MATERIAL FOR THIS EXERCISE:
* Begin *
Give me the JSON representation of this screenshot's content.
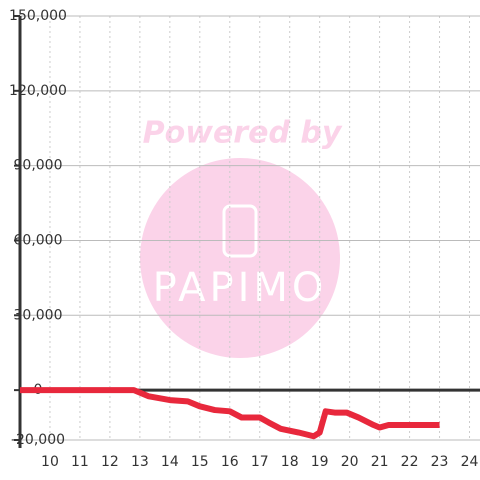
{
  "chart_data": {
    "type": "line",
    "watermark": {
      "line1": "Powered by",
      "line2": "PAPIMO"
    },
    "x": [
      9,
      12.8,
      13,
      13.3,
      14,
      14.6,
      15,
      15.5,
      16,
      16.4,
      17,
      17.3,
      17.7,
      18.3,
      18.8,
      19,
      19.2,
      19.5,
      19.9,
      20.3,
      20.8,
      21,
      21.3,
      22,
      23
    ],
    "series": [
      {
        "color": "#e8283c",
        "values": [
          0,
          0,
          -1000,
          -2500,
          -4000,
          -4500,
          -6500,
          -8000,
          -8500,
          -11000,
          -11000,
          -13000,
          -15500,
          -17000,
          -18500,
          -17000,
          -8500,
          -9000,
          -9000,
          -11000,
          -14000,
          -15000,
          -14000,
          -14000,
          -14000
        ]
      }
    ],
    "xlim": [
      9,
      24.35
    ],
    "xticks": [
      10,
      11,
      12,
      13,
      14,
      15,
      16,
      17,
      18,
      19,
      20,
      21,
      22,
      23,
      24
    ],
    "ylim": [
      -20000,
      150000
    ],
    "yticks": [
      {
        "value": -20000,
        "label": "-20,000"
      },
      0,
      {
        "value": 30000,
        "label": "30,000"
      },
      {
        "value": 60000,
        "label": "60,000"
      },
      {
        "value": 90000,
        "label": "90,000"
      },
      {
        "value": 120000,
        "label": "120,000"
      },
      {
        "value": 150000,
        "label": "150,000"
      }
    ],
    "grid": true
  }
}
* End *
THE PROBLEM:
Note every line above where the string "label" shows up, and copy those lines.

REPLY TO THE TASK:
        "label": "-20,000"
        "label": "30,000"
        "label": "60,000"
        "label": "90,000"
        "label": "120,000"
        "label": "150,000"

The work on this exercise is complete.